Copy the records below verbatim, line for line, leaving out the picture placeholders.

= Spatial annotation records =
..........
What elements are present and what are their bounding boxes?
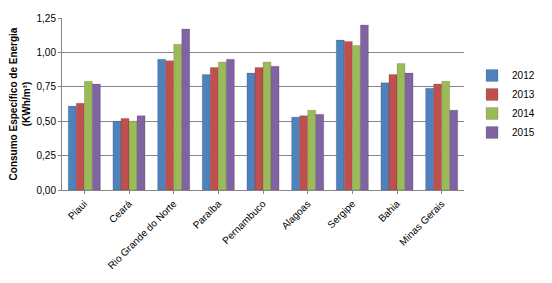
svg-text:Minas Gerais: Minas Gerais [397,198,446,247]
svg-text:Rio Grande do Norte: Rio Grande do Norte [106,198,179,271]
svg-text:Piaui: Piaui [66,198,90,222]
svg-text:Alagoas: Alagoas [279,198,312,231]
svg-text:1,00: 1,00 [37,47,57,58]
svg-text:1,25: 1,25 [37,13,57,24]
svg-text:0,75: 0,75 [37,81,57,92]
svg-text:Ceará: Ceará [107,198,134,225]
svg-text:2014: 2014 [512,108,535,119]
svg-text:2015: 2015 [512,127,535,138]
svg-text:2012: 2012 [512,70,535,81]
svg-text:Consumo Específico de Energia(: Consumo Específico de Energia(KWh/m³) [8,27,32,180]
svg-text:0,50: 0,50 [37,116,57,127]
svg-text:Paraíba: Paraíba [191,198,224,231]
svg-text:Pernambuco: Pernambuco [220,198,268,246]
svg-text:Bahia: Bahia [376,198,402,224]
svg-text:0,25: 0,25 [37,150,57,161]
svg-text:2013: 2013 [512,89,535,100]
svg-text:0,00: 0,00 [37,185,57,196]
svg-text:Sergipe: Sergipe [325,198,357,230]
..........
= RESULT OF THE TASK =
What elements are present and what are their bounding boxes?
svg-text:Minas Gerais: Minas Gerais [397,198,446,247]
svg-text:Rio Grande do Norte: Rio Grande do Norte [106,198,179,271]
svg-text:Piaui: Piaui [66,198,90,222]
svg-text:Alagoas: Alagoas [279,198,312,231]
svg-text:1,00: 1,00 [37,47,57,58]
svg-text:1,25: 1,25 [37,13,57,24]
svg-text:0,75: 0,75 [37,81,57,92]
svg-text:Ceará: Ceará [107,198,134,225]
svg-text:2014: 2014 [512,108,535,119]
svg-text:2015: 2015 [512,127,535,138]
svg-text:2012: 2012 [512,70,535,81]
svg-text:Consumo Específico de Energia(: Consumo Específico de Energia(KWh/m³) [8,27,32,180]
svg-text:0,50: 0,50 [37,116,57,127]
svg-text:Paraíba: Paraíba [191,198,224,231]
svg-text:Pernambuco: Pernambuco [220,198,268,246]
svg-text:Bahia: Bahia [376,198,402,224]
svg-text:0,25: 0,25 [37,150,57,161]
svg-text:2013: 2013 [512,89,535,100]
svg-text:0,00: 0,00 [37,185,57,196]
svg-text:Sergipe: Sergipe [325,198,357,230]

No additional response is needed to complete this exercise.